What the task asks = Within the records below, filter for lines carrying the word "ВСЕЙ" and copy them.

Working data =
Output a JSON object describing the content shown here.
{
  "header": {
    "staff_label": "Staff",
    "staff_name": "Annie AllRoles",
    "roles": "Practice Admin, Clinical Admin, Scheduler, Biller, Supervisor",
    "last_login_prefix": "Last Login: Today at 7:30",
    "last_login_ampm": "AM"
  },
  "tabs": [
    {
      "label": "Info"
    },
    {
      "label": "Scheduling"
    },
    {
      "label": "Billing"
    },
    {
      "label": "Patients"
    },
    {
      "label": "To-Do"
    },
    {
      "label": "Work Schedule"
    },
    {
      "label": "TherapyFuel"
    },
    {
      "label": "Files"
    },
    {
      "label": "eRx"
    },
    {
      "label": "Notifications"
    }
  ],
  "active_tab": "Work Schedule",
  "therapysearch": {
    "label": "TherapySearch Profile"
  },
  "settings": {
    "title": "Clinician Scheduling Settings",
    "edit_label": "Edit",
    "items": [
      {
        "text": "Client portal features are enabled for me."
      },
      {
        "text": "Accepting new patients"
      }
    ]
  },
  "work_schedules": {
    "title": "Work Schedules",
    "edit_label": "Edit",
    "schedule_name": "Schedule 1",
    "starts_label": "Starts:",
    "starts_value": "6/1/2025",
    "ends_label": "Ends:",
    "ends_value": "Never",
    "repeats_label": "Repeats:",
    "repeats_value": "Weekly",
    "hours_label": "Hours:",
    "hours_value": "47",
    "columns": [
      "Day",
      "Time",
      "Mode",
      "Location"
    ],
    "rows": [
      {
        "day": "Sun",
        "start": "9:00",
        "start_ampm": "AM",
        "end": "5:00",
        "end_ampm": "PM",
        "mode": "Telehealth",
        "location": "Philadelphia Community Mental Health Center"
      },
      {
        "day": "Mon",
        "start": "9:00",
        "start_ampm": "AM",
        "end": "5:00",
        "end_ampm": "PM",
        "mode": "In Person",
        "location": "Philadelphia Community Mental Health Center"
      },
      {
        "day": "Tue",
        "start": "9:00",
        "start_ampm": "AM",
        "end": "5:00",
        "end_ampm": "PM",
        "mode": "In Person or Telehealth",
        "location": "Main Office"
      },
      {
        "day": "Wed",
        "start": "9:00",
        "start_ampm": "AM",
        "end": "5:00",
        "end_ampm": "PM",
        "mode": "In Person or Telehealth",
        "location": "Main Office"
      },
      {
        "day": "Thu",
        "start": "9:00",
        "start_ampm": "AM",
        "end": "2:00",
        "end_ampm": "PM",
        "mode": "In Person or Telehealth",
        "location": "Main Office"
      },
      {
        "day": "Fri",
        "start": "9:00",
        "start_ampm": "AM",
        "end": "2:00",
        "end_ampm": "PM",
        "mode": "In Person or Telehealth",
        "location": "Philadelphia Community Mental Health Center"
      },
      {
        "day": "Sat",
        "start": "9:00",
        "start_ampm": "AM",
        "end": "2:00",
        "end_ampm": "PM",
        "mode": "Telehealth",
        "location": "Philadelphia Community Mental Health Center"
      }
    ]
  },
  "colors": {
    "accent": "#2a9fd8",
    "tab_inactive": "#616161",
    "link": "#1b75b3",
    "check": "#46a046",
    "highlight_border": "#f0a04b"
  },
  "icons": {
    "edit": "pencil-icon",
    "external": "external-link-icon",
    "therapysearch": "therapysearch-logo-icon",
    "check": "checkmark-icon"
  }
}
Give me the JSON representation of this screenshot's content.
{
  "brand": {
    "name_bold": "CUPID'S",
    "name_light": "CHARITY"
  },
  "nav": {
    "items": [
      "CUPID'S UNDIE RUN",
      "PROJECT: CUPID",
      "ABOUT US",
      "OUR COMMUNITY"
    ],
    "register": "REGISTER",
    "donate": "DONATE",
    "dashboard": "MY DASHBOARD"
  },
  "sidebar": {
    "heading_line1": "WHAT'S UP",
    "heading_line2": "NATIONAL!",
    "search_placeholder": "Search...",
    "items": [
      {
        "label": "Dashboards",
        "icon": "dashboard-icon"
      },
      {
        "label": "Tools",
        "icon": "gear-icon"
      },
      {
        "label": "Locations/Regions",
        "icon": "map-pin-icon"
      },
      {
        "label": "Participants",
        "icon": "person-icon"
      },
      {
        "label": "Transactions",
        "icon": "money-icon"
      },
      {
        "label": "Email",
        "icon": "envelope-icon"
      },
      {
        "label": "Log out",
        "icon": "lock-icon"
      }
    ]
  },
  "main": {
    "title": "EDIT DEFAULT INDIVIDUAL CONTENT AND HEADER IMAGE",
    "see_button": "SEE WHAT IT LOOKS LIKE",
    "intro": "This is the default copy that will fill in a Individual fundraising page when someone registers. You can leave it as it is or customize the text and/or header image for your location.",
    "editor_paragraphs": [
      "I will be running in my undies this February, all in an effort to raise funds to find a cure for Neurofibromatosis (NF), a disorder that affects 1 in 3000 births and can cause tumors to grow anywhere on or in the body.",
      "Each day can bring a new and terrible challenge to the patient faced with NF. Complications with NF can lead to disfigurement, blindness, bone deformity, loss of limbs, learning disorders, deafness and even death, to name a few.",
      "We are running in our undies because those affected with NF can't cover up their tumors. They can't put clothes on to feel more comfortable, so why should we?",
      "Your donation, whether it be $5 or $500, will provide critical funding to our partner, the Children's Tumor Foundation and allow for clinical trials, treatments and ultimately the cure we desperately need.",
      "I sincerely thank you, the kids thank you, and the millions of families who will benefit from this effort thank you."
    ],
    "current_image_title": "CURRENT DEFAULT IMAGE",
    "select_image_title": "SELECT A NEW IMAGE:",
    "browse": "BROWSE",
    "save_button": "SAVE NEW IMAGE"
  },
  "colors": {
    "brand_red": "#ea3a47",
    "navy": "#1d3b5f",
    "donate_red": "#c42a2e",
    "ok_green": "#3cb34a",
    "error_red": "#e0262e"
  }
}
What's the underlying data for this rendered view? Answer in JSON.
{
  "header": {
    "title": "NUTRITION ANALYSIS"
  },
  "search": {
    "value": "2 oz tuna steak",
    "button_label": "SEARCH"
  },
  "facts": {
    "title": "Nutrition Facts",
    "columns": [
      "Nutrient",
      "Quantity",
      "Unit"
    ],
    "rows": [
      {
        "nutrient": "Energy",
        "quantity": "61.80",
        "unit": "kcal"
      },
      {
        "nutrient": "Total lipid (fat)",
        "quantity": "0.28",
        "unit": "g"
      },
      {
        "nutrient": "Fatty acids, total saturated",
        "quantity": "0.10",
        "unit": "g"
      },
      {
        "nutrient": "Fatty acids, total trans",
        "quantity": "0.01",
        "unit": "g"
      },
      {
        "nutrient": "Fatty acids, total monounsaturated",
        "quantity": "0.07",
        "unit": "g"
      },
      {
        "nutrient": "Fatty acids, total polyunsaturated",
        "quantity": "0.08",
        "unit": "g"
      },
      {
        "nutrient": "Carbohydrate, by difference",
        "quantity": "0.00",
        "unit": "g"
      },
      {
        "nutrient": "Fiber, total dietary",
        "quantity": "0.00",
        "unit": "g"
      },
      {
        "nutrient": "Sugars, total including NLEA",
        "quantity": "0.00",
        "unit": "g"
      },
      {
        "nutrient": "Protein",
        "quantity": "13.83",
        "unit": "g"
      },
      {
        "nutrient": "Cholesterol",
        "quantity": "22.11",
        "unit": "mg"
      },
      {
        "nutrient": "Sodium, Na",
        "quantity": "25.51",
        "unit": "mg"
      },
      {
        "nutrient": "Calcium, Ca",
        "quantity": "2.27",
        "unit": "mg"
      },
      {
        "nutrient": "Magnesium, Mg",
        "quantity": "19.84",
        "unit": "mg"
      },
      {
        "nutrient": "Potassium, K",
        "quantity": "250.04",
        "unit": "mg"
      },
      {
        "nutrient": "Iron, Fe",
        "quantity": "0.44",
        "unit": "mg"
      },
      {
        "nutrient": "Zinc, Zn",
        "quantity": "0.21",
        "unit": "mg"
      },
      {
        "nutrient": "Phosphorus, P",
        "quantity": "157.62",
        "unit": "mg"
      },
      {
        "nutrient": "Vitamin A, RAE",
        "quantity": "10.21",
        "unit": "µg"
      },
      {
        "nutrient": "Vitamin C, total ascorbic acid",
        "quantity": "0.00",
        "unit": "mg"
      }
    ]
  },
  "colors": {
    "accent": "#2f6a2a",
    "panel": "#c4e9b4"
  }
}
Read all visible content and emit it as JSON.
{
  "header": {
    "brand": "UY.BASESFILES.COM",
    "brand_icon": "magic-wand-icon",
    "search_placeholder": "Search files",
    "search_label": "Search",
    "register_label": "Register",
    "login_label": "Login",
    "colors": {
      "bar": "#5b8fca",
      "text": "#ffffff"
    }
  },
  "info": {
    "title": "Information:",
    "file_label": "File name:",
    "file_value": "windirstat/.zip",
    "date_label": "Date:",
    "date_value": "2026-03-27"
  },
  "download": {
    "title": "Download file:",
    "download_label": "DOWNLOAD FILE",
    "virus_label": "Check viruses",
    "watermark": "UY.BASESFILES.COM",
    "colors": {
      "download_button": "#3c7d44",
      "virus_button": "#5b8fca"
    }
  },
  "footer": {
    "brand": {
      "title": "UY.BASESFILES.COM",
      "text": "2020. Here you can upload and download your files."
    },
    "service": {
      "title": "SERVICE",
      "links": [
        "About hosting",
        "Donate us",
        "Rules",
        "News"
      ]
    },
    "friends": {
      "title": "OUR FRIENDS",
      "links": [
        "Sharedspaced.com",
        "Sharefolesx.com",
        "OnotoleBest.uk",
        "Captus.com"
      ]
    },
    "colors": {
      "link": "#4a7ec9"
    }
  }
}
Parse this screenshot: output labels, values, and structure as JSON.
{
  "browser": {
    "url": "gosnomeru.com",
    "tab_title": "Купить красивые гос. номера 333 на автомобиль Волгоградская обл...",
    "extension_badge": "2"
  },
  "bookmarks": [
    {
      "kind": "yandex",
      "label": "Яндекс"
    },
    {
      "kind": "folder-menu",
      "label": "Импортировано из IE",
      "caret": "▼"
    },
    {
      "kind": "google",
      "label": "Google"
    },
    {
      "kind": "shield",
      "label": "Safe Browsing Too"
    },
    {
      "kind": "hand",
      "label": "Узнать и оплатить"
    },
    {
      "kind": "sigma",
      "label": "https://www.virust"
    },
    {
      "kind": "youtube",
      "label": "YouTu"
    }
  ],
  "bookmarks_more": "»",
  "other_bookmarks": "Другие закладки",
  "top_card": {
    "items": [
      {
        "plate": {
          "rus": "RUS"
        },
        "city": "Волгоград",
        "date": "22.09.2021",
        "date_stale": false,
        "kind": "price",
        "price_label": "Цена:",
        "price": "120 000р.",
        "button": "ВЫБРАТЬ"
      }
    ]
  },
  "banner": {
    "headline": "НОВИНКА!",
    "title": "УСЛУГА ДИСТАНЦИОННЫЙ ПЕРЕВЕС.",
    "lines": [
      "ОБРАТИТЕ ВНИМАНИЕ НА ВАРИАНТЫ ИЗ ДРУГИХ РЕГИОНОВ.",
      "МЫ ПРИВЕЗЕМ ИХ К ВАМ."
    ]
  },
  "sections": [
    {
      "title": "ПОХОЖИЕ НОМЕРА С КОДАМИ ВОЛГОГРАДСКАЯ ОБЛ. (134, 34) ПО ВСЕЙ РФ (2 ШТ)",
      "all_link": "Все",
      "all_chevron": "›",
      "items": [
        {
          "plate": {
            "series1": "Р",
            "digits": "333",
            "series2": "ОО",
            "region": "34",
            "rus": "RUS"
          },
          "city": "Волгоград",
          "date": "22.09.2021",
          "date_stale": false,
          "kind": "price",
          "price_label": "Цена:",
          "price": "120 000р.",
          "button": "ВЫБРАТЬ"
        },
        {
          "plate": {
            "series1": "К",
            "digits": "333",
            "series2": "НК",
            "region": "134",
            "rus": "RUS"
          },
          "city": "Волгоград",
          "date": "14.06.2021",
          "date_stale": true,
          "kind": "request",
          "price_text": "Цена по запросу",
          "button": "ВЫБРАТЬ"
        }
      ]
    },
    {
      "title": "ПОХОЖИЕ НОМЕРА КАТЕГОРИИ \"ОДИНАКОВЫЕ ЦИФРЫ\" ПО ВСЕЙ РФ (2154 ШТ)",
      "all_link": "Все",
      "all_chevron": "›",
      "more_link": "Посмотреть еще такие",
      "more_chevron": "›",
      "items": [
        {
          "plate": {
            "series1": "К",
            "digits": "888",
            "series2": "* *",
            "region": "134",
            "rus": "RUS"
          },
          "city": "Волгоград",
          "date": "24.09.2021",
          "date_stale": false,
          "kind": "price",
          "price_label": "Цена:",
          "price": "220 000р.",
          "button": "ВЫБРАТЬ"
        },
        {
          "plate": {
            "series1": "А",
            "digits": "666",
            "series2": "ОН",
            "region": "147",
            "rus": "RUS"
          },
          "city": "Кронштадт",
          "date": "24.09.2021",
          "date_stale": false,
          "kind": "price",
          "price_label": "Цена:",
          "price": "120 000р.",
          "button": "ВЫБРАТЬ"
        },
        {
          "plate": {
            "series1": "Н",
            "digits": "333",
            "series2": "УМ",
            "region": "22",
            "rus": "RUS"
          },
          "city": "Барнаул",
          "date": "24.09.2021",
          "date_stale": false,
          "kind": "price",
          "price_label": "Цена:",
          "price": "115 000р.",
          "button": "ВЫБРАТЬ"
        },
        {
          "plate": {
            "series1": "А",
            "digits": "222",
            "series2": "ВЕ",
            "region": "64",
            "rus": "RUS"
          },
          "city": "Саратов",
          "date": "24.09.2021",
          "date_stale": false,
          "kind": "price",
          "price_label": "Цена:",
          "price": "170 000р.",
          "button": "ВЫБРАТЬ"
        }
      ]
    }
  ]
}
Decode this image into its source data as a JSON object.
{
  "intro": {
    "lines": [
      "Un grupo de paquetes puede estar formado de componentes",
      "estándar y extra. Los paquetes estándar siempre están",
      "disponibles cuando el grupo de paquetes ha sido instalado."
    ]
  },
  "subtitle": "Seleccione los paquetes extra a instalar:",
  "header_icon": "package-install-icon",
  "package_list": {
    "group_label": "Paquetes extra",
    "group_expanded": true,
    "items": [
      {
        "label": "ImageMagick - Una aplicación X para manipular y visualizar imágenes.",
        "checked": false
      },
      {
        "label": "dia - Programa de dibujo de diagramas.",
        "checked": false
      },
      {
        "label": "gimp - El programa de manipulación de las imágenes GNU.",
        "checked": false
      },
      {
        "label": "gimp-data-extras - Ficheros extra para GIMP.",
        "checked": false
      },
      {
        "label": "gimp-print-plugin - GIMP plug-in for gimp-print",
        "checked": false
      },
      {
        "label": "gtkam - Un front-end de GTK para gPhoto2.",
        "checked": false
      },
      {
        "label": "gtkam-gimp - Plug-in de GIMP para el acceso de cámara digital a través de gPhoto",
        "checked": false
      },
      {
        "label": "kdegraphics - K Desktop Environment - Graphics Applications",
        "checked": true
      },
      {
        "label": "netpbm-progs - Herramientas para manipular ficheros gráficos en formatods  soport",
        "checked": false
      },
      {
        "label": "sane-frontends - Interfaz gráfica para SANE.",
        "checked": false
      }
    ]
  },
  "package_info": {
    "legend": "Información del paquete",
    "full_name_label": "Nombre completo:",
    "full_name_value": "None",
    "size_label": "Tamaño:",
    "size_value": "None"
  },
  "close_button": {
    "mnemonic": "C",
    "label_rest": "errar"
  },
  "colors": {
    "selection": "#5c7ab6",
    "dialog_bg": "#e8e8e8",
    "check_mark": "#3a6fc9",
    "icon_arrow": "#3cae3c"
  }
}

Exercise result =
      "title": "ПОХОЖИЕ НОМЕРА С КОДАМИ ВОЛГОГРАДСКАЯ ОБЛ. (134, 34) ПО ВСЕЙ РФ (2 ШТ)",
      "title": "ПОХОЖИЕ НОМЕРА КАТЕГОРИИ \"ОДИНАКОВЫЕ ЦИФРЫ\" ПО ВСЕЙ РФ (2154 ШТ)",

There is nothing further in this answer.